Record extracts =
----
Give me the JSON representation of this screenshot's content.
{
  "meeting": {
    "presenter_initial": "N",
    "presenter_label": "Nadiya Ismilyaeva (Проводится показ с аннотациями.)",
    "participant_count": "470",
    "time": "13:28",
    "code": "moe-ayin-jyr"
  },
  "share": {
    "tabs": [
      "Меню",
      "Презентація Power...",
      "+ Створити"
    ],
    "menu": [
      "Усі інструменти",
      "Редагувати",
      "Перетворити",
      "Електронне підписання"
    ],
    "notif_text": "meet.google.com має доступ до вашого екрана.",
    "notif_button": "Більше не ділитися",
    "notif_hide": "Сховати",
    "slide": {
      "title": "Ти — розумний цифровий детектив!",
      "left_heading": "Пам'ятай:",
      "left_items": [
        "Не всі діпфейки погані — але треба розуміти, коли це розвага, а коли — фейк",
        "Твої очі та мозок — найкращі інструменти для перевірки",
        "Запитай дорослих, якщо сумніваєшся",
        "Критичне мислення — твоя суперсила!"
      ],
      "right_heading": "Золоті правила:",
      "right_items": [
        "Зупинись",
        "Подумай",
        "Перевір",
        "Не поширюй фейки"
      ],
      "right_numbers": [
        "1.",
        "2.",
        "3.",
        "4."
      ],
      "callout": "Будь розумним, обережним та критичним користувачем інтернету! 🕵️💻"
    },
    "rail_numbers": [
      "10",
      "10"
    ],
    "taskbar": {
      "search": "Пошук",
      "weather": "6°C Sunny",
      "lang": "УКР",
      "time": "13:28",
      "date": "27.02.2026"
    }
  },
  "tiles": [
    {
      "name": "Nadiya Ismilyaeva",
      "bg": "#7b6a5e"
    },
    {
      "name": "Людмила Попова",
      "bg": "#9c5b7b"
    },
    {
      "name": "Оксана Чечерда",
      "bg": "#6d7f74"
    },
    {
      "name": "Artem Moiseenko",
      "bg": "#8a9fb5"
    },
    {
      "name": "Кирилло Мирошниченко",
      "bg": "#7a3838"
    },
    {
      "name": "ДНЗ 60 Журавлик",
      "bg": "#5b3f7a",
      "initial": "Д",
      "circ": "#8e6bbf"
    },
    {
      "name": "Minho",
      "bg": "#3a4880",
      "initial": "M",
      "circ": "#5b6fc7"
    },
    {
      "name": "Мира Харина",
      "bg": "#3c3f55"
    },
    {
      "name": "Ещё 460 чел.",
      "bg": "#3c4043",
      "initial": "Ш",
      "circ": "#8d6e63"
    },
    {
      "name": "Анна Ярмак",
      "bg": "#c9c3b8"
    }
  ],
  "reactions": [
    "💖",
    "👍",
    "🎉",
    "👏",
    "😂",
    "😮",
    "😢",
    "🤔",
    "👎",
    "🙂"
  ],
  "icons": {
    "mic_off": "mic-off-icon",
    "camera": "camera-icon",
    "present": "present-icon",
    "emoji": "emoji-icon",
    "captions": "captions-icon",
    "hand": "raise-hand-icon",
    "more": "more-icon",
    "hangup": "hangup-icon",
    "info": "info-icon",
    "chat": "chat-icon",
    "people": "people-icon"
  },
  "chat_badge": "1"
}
----
Instruction = Make an exact copy of the records.

Response for this exercise =
Give me the JSON representation of this screenshot's content.
{
  "meeting": {
    "presenter_initial": "N",
    "presenter_label": "Nadiya Ismilyaeva (Проводится показ с аннотациями.)",
    "participant_count": "470",
    "time": "13:28",
    "code": "moe-ayin-jyr"
  },
  "share": {
    "tabs": [
      "Меню",
      "Презентація Power...",
      "+ Створити"
    ],
    "menu": [
      "Усі інструменти",
      "Редагувати",
      "Перетворити",
      "Електронне підписання"
    ],
    "notif_text": "meet.google.com має доступ до вашого екрана.",
    "notif_button": "Більше не ділитися",
    "notif_hide": "Сховати",
    "slide": {
      "title": "Ти — розумний цифровий детектив!",
      "left_heading": "Пам'ятай:",
      "left_items": [
        "Не всі діпфейки погані — але треба розуміти, коли це розвага, а коли — фейк",
        "Твої очі та мозок — найкращі інструменти для перевірки",
        "Запитай дорослих, якщо сумніваєшся",
        "Критичне мислення — твоя суперсила!"
      ],
      "right_heading": "Золоті правила:",
      "right_items": [
        "Зупинись",
        "Подумай",
        "Перевір",
        "Не поширюй фейки"
      ],
      "right_numbers": [
        "1.",
        "2.",
        "3.",
        "4."
      ],
      "callout": "Будь розумним, обережним та критичним користувачем інтернету! 🕵️💻"
    },
    "rail_numbers": [
      "10",
      "10"
    ],
    "taskbar": {
      "search": "Пошук",
      "weather": "6°C Sunny",
      "lang": "УКР",
      "time": "13:28",
      "date": "27.02.2026"
    }
  },
  "tiles": [
    {
      "name": "Nadiya Ismilyaeva",
      "bg": "#7b6a5e"
    },
    {
      "name": "Людмила Попова",
      "bg": "#9c5b7b"
    },
    {
      "name": "Оксана Чечерда",
      "bg": "#6d7f74"
    },
    {
      "name": "Artem Moiseenko",
      "bg": "#8a9fb5"
    },
    {
      "name": "Кирилло Мирошниченко",
      "bg": "#7a3838"
    },
    {
      "name": "ДНЗ 60 Журавлик",
      "bg": "#5b3f7a",
      "initial": "Д",
      "circ": "#8e6bbf"
    },
    {
      "name": "Minho",
      "bg": "#3a4880",
      "initial": "M",
      "circ": "#5b6fc7"
    },
    {
      "name": "Мира Харина",
      "bg": "#3c3f55"
    },
    {
      "name": "Ещё 460 чел.",
      "bg": "#3c4043",
      "initial": "Ш",
      "circ": "#8d6e63"
    },
    {
      "name": "Анна Ярмак",
      "bg": "#c9c3b8"
    }
  ],
  "reactions": [
    "💖",
    "👍",
    "🎉",
    "👏",
    "😂",
    "😮",
    "😢",
    "🤔",
    "👎",
    "🙂"
  ],
  "icons": {
    "mic_off": "mic-off-icon",
    "camera": "camera-icon",
    "present": "present-icon",
    "emoji": "emoji-icon",
    "captions": "captions-icon",
    "hand": "raise-hand-icon",
    "more": "more-icon",
    "hangup": "hangup-icon",
    "info": "info-icon",
    "chat": "chat-icon",
    "people": "people-icon"
  },
  "chat_badge": "1"
}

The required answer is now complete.